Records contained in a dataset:

-- BEGIN --

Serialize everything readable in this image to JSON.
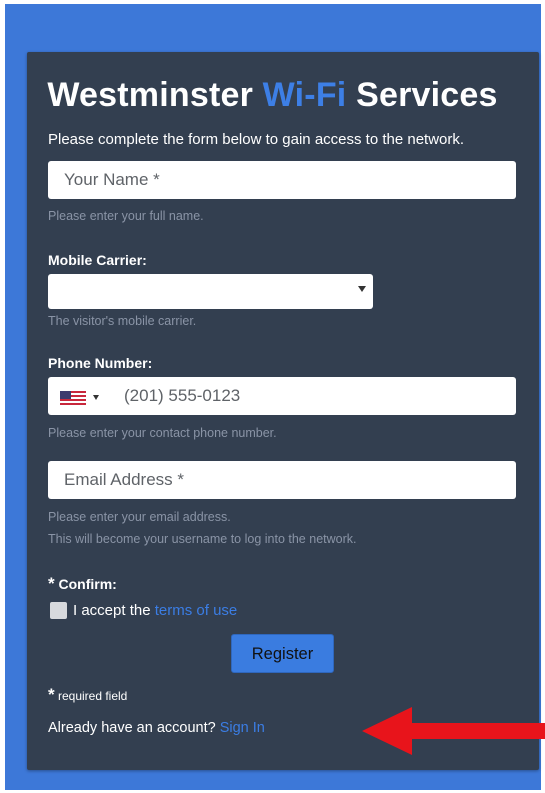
{
  "header": {
    "title_part1": "Westminster",
    "title_accent": "Wi-Fi",
    "title_part2": "Services",
    "intro": "Please complete the form below to gain access to the network."
  },
  "form": {
    "name": {
      "placeholder": "Your Name *",
      "hint": "Please enter your full name."
    },
    "carrier": {
      "label": "Mobile Carrier:",
      "value": "",
      "hint": "The visitor's mobile carrier."
    },
    "phone": {
      "label": "Phone Number:",
      "country": "us-flag-icon",
      "placeholder": "(201) 555-0123",
      "hint": "Please enter your contact phone number."
    },
    "email": {
      "placeholder": "Email Address *",
      "hint_line1": "Please enter your email address.",
      "hint_line2": "This will become your username to log into the network."
    },
    "confirm": {
      "star": "*",
      "label": "Confirm:",
      "accept_text": "I accept the",
      "terms_link": "terms of use"
    },
    "register_label": "Register",
    "required_star": "*",
    "required_note": "required field",
    "already_text": "Already have an account?",
    "sign_in_link": "Sign In"
  },
  "colors": {
    "outer_background": "#3d78d8",
    "card_background": "#333f50",
    "accent": "#3b7de4",
    "arrow": "#e8141b"
  }
}
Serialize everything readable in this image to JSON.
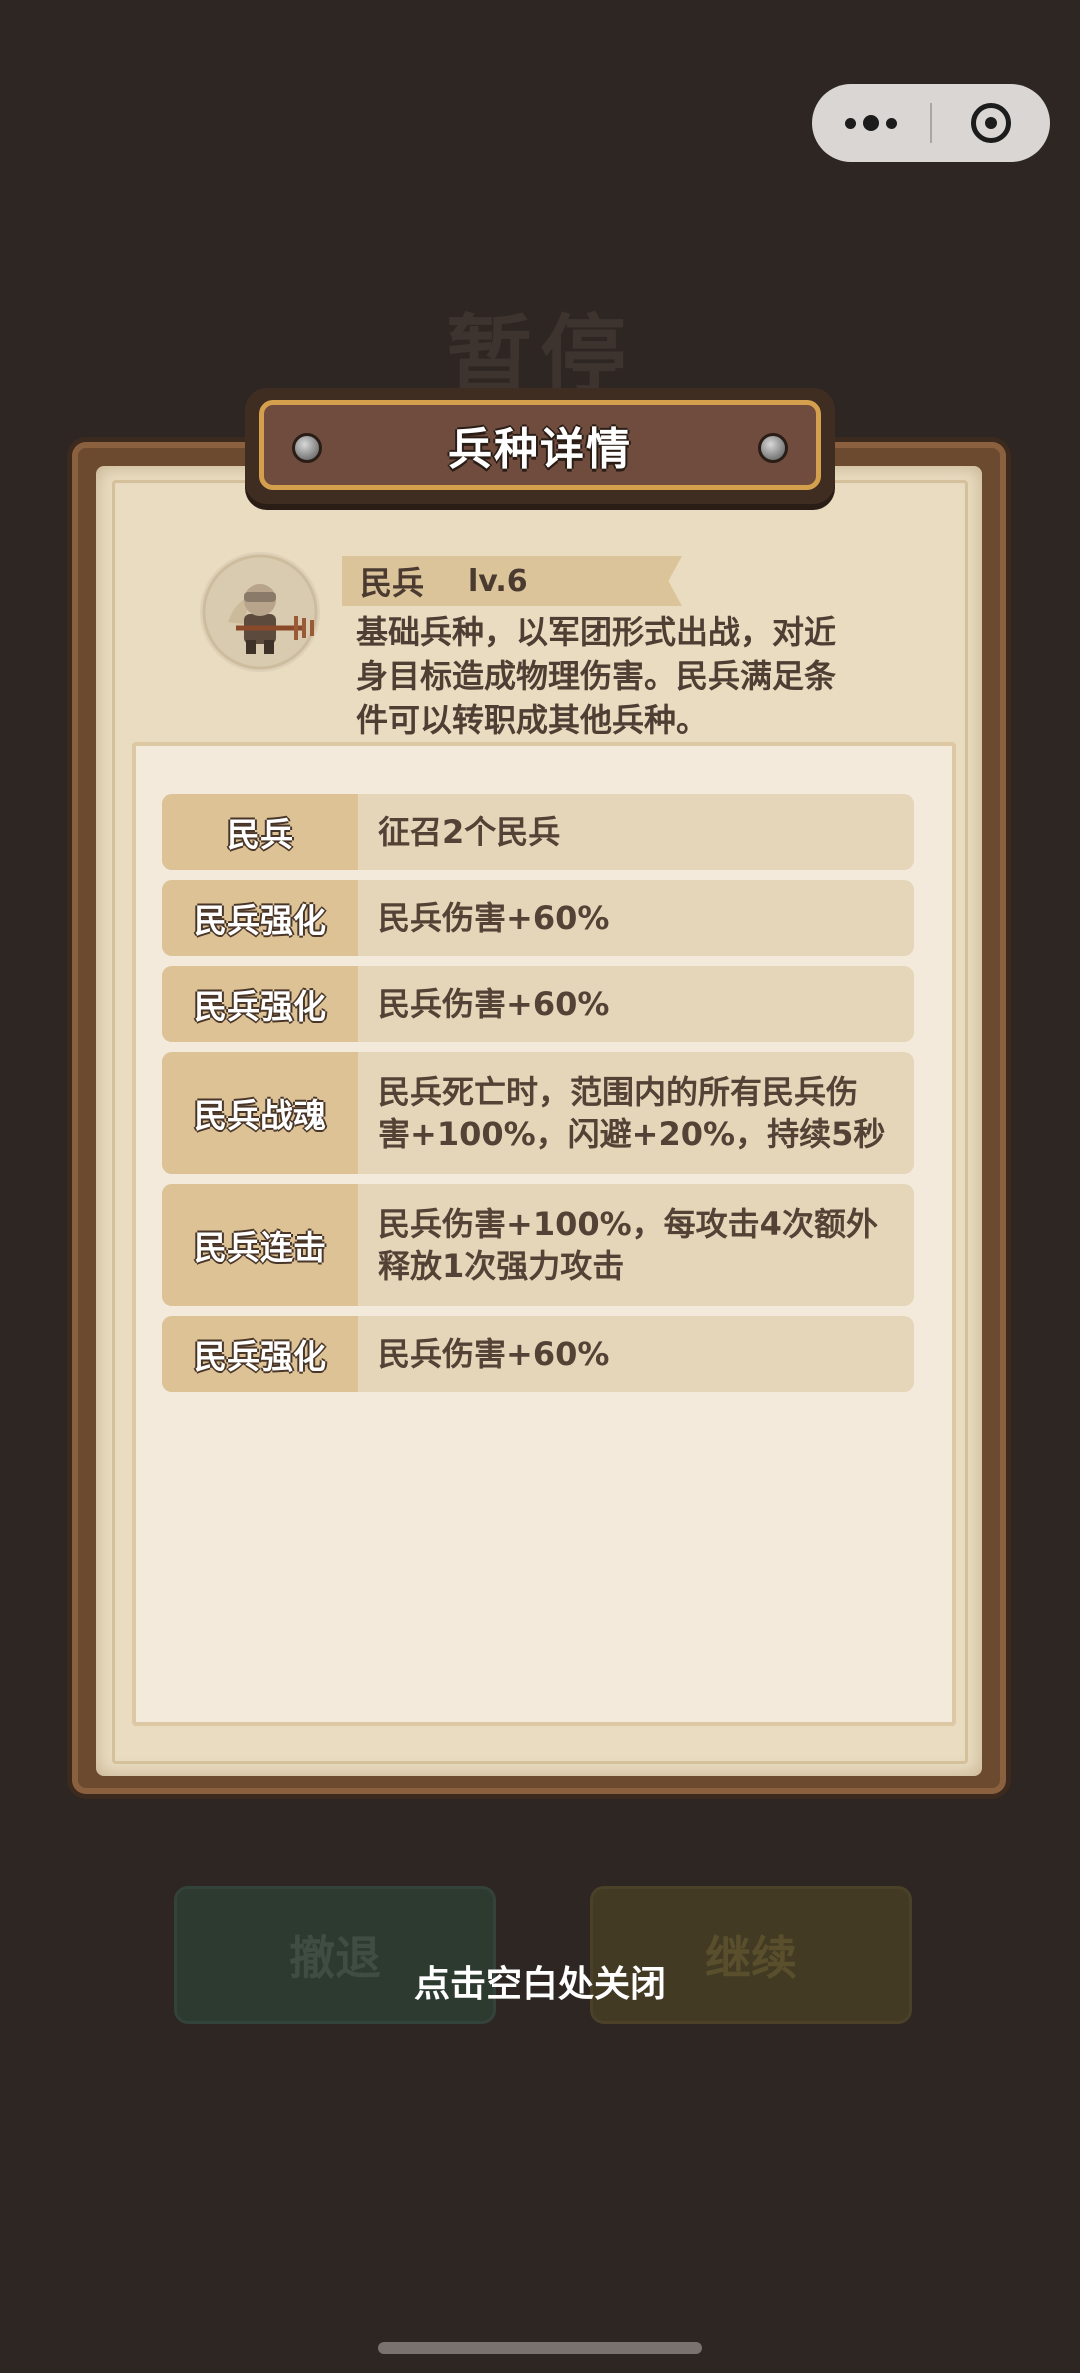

-- END --

YOUR TASK:
Transcribe each line above verbatim, with the pictures left out.

CORRECT ANSWER:
Serialize everything readable in this image to JSON.
{
  "header": {
    "title_part1": "Westminster",
    "title_accent": "Wi-Fi",
    "title_part2": "Services",
    "intro": "Please complete the form below to gain access to the network."
  },
  "form": {
    "name": {
      "placeholder": "Your Name *",
      "hint": "Please enter your full name."
    },
    "carrier": {
      "label": "Mobile Carrier:",
      "value": "",
      "hint": "The visitor's mobile carrier."
    },
    "phone": {
      "label": "Phone Number:",
      "country": "us-flag-icon",
      "placeholder": "(201) 555-0123",
      "hint": "Please enter your contact phone number."
    },
    "email": {
      "placeholder": "Email Address *",
      "hint_line1": "Please enter your email address.",
      "hint_line2": "This will become your username to log into the network."
    },
    "confirm": {
      "star": "*",
      "label": "Confirm:",
      "accept_text": "I accept the",
      "terms_link": "terms of use"
    },
    "register_label": "Register",
    "required_star": "*",
    "required_note": "required field",
    "already_text": "Already have an account?",
    "sign_in_link": "Sign In"
  },
  "colors": {
    "outer_background": "#3d78d8",
    "card_background": "#333f50",
    "accent": "#3b7de4",
    "arrow": "#e8141b"
  }
}
Serialize everything readable in this image to JSON.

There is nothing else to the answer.